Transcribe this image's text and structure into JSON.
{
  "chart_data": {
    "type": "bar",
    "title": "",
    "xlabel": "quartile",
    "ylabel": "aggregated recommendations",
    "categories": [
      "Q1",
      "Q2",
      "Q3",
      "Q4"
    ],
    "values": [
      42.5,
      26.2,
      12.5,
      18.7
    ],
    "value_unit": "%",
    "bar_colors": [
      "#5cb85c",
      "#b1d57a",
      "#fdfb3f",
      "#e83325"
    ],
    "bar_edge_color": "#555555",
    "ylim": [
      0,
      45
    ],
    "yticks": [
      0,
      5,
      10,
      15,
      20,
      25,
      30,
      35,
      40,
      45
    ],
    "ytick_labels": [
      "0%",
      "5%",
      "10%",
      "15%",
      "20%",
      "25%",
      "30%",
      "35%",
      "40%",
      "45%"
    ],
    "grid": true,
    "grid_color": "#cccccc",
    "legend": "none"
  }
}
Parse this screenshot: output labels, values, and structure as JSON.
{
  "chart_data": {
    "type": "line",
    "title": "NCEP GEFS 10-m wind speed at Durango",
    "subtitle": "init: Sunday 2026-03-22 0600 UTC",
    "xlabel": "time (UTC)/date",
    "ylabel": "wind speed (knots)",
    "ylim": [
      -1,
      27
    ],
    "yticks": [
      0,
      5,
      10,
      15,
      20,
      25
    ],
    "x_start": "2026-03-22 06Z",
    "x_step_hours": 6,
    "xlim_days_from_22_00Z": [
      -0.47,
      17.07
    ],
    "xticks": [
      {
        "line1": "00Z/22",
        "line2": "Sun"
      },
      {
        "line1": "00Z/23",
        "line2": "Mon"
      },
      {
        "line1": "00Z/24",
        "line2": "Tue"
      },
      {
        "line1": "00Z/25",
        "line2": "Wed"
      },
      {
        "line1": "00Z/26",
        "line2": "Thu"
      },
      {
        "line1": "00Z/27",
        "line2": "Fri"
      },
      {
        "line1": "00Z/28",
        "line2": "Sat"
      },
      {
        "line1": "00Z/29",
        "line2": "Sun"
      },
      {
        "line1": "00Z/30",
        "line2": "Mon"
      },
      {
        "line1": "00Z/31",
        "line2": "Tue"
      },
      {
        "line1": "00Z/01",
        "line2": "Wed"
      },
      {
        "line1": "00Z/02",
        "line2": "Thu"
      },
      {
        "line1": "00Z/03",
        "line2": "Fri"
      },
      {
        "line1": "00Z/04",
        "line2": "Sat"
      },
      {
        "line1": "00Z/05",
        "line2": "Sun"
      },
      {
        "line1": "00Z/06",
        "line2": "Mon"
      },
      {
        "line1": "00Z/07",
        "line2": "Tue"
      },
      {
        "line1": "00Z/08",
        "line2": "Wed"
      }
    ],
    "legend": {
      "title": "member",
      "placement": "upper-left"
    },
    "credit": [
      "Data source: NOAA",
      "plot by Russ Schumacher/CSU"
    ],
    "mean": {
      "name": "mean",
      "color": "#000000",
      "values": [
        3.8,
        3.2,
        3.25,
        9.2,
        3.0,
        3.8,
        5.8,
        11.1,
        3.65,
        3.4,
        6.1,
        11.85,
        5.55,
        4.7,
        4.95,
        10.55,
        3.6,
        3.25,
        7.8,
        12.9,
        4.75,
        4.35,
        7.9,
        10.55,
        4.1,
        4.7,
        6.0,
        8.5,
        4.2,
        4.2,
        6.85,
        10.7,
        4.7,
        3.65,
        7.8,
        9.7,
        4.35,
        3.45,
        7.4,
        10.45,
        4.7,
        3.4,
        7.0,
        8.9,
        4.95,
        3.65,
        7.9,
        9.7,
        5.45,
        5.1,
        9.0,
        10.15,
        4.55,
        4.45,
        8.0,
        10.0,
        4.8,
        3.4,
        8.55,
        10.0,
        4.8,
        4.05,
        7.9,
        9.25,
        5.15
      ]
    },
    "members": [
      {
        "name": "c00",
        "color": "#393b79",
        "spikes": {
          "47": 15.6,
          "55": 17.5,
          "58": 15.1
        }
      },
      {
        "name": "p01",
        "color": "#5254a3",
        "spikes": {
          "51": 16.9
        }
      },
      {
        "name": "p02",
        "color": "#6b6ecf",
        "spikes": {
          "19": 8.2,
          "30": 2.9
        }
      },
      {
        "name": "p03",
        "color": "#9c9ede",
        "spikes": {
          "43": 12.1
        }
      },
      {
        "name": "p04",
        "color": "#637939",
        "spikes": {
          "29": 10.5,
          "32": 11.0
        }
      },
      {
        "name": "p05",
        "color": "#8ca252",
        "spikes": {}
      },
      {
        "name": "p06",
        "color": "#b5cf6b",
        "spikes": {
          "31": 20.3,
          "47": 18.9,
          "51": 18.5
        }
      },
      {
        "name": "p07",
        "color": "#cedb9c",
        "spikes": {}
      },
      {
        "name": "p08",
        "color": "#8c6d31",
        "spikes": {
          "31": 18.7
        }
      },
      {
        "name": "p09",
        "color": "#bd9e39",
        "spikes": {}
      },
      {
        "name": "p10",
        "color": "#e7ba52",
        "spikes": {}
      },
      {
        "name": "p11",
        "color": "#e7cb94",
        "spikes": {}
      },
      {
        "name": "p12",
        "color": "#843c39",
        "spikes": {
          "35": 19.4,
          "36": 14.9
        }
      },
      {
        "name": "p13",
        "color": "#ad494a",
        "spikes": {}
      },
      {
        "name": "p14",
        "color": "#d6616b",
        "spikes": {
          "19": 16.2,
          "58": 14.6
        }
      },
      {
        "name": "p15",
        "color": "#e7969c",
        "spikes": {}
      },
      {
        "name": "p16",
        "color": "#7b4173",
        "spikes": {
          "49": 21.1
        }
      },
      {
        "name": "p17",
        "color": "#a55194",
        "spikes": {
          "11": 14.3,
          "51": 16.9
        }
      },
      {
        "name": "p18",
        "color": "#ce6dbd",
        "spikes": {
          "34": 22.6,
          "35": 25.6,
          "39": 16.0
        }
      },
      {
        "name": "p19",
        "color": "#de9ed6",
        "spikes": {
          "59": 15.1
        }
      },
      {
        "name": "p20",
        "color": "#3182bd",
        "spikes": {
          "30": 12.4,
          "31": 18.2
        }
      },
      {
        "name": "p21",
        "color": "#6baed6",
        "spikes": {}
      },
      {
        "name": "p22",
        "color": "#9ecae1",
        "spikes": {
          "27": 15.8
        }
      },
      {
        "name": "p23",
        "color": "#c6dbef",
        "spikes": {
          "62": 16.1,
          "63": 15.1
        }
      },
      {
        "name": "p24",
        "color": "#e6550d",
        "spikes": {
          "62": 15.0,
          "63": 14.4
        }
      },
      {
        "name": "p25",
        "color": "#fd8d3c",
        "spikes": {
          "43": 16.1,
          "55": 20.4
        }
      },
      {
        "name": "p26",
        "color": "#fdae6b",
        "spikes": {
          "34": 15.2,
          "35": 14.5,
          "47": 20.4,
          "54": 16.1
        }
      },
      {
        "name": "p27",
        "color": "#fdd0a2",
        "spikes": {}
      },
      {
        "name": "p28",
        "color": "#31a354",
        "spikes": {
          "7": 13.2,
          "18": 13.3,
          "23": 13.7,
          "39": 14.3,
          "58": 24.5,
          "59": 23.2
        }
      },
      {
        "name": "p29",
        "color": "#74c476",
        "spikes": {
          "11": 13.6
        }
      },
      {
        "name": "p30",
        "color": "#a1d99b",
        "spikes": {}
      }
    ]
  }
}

Task to complete
Set down the material above again, word for word.

Task solution
Transcribe this image's text and structure into JSON.
{
  "chart_data": {
    "type": "bar",
    "title": "",
    "xlabel": "quartile",
    "ylabel": "aggregated recommendations",
    "categories": [
      "Q1",
      "Q2",
      "Q3",
      "Q4"
    ],
    "values": [
      42.5,
      26.2,
      12.5,
      18.7
    ],
    "value_unit": "%",
    "bar_colors": [
      "#5cb85c",
      "#b1d57a",
      "#fdfb3f",
      "#e83325"
    ],
    "bar_edge_color": "#555555",
    "ylim": [
      0,
      45
    ],
    "yticks": [
      0,
      5,
      10,
      15,
      20,
      25,
      30,
      35,
      40,
      45
    ],
    "ytick_labels": [
      "0%",
      "5%",
      "10%",
      "15%",
      "20%",
      "25%",
      "30%",
      "35%",
      "40%",
      "45%"
    ],
    "grid": true,
    "grid_color": "#cccccc",
    "legend": "none"
  }
}
Parse this screenshot: output labels, values, and structure as JSON.
{
  "chart_data": {
    "type": "line",
    "title": "NCEP GEFS 10-m wind speed at Durango",
    "subtitle": "init: Sunday 2026-03-22 0600 UTC",
    "xlabel": "time (UTC)/date",
    "ylabel": "wind speed (knots)",
    "ylim": [
      -1,
      27
    ],
    "yticks": [
      0,
      5,
      10,
      15,
      20,
      25
    ],
    "x_start": "2026-03-22 06Z",
    "x_step_hours": 6,
    "xlim_days_from_22_00Z": [
      -0.47,
      17.07
    ],
    "xticks": [
      {
        "line1": "00Z/22",
        "line2": "Sun"
      },
      {
        "line1": "00Z/23",
        "line2": "Mon"
      },
      {
        "line1": "00Z/24",
        "line2": "Tue"
      },
      {
        "line1": "00Z/25",
        "line2": "Wed"
      },
      {
        "line1": "00Z/26",
        "line2": "Thu"
      },
      {
        "line1": "00Z/27",
        "line2": "Fri"
      },
      {
        "line1": "00Z/28",
        "line2": "Sat"
      },
      {
        "line1": "00Z/29",
        "line2": "Sun"
      },
      {
        "line1": "00Z/30",
        "line2": "Mon"
      },
      {
        "line1": "00Z/31",
        "line2": "Tue"
      },
      {
        "line1": "00Z/01",
        "line2": "Wed"
      },
      {
        "line1": "00Z/02",
        "line2": "Thu"
      },
      {
        "line1": "00Z/03",
        "line2": "Fri"
      },
      {
        "line1": "00Z/04",
        "line2": "Sat"
      },
      {
        "line1": "00Z/05",
        "line2": "Sun"
      },
      {
        "line1": "00Z/06",
        "line2": "Mon"
      },
      {
        "line1": "00Z/07",
        "line2": "Tue"
      },
      {
        "line1": "00Z/08",
        "line2": "Wed"
      }
    ],
    "legend": {
      "title": "member",
      "placement": "upper-left"
    },
    "credit": [
      "Data source: NOAA",
      "plot by Russ Schumacher/CSU"
    ],
    "mean": {
      "name": "mean",
      "color": "#000000",
      "values": [
        3.8,
        3.2,
        3.25,
        9.2,
        3.0,
        3.8,
        5.8,
        11.1,
        3.65,
        3.4,
        6.1,
        11.85,
        5.55,
        4.7,
        4.95,
        10.55,
        3.6,
        3.25,
        7.8,
        12.9,
        4.75,
        4.35,
        7.9,
        10.55,
        4.1,
        4.7,
        6.0,
        8.5,
        4.2,
        4.2,
        6.85,
        10.7,
        4.7,
        3.65,
        7.8,
        9.7,
        4.35,
        3.45,
        7.4,
        10.45,
        4.7,
        3.4,
        7.0,
        8.9,
        4.95,
        3.65,
        7.9,
        9.7,
        5.45,
        5.1,
        9.0,
        10.15,
        4.55,
        4.45,
        8.0,
        10.0,
        4.8,
        3.4,
        8.55,
        10.0,
        4.8,
        4.05,
        7.9,
        9.25,
        5.15
      ]
    },
    "members": [
      {
        "name": "c00",
        "color": "#393b79",
        "spikes": {
          "47": 15.6,
          "55": 17.5,
          "58": 15.1
        }
      },
      {
        "name": "p01",
        "color": "#5254a3",
        "spikes": {
          "51": 16.9
        }
      },
      {
        "name": "p02",
        "color": "#6b6ecf",
        "spikes": {
          "19": 8.2,
          "30": 2.9
        }
      },
      {
        "name": "p03",
        "color": "#9c9ede",
        "spikes": {
          "43": 12.1
        }
      },
      {
        "name": "p04",
        "color": "#637939",
        "spikes": {
          "29": 10.5,
          "32": 11.0
        }
      },
      {
        "name": "p05",
        "color": "#8ca252",
        "spikes": {}
      },
      {
        "name": "p06",
        "color": "#b5cf6b",
        "spikes": {
          "31": 20.3,
          "47": 18.9,
          "51": 18.5
        }
      },
      {
        "name": "p07",
        "color": "#cedb9c",
        "spikes": {}
      },
      {
        "name": "p08",
        "color": "#8c6d31",
        "spikes": {
          "31": 18.7
        }
      },
      {
        "name": "p09",
        "color": "#bd9e39",
        "spikes": {}
      },
      {
        "name": "p10",
        "color": "#e7ba52",
        "spikes": {}
      },
      {
        "name": "p11",
        "color": "#e7cb94",
        "spikes": {}
      },
      {
        "name": "p12",
        "color": "#843c39",
        "spikes": {
          "35": 19.4,
          "36": 14.9
        }
      },
      {
        "name": "p13",
        "color": "#ad494a",
        "spikes": {}
      },
      {
        "name": "p14",
        "color": "#d6616b",
        "spikes": {
          "19": 16.2,
          "58": 14.6
        }
      },
      {
        "name": "p15",
        "color": "#e7969c",
        "spikes": {}
      },
      {
        "name": "p16",
        "color": "#7b4173",
        "spikes": {
          "49": 21.1
        }
      },
      {
        "name": "p17",
        "color": "#a55194",
        "spikes": {
          "11": 14.3,
          "51": 16.9
        }
      },
      {
        "name": "p18",
        "color": "#ce6dbd",
        "spikes": {
          "34": 22.6,
          "35": 25.6,
          "39": 16.0
        }
      },
      {
        "name": "p19",
        "color": "#de9ed6",
        "spikes": {
          "59": 15.1
        }
      },
      {
        "name": "p20",
        "color": "#3182bd",
        "spikes": {
          "30": 12.4,
          "31": 18.2
        }
      },
      {
        "name": "p21",
        "color": "#6baed6",
        "spikes": {}
      },
      {
        "name": "p22",
        "color": "#9ecae1",
        "spikes": {
          "27": 15.8
        }
      },
      {
        "name": "p23",
        "color": "#c6dbef",
        "spikes": {
          "62": 16.1,
          "63": 15.1
        }
      },
      {
        "name": "p24",
        "color": "#e6550d",
        "spikes": {
          "62": 15.0,
          "63": 14.4
        }
      },
      {
        "name": "p25",
        "color": "#fd8d3c",
        "spikes": {
          "43": 16.1,
          "55": 20.4
        }
      },
      {
        "name": "p26",
        "color": "#fdae6b",
        "spikes": {
          "34": 15.2,
          "35": 14.5,
          "47": 20.4,
          "54": 16.1
        }
      },
      {
        "name": "p27",
        "color": "#fdd0a2",
        "spikes": {}
      },
      {
        "name": "p28",
        "color": "#31a354",
        "spikes": {
          "7": 13.2,
          "18": 13.3,
          "23": 13.7,
          "39": 14.3,
          "58": 24.5,
          "59": 23.2
        }
      },
      {
        "name": "p29",
        "color": "#74c476",
        "spikes": {
          "11": 13.6
        }
      },
      {
        "name": "p30",
        "color": "#a1d99b",
        "spikes": {}
      }
    ]
  }
}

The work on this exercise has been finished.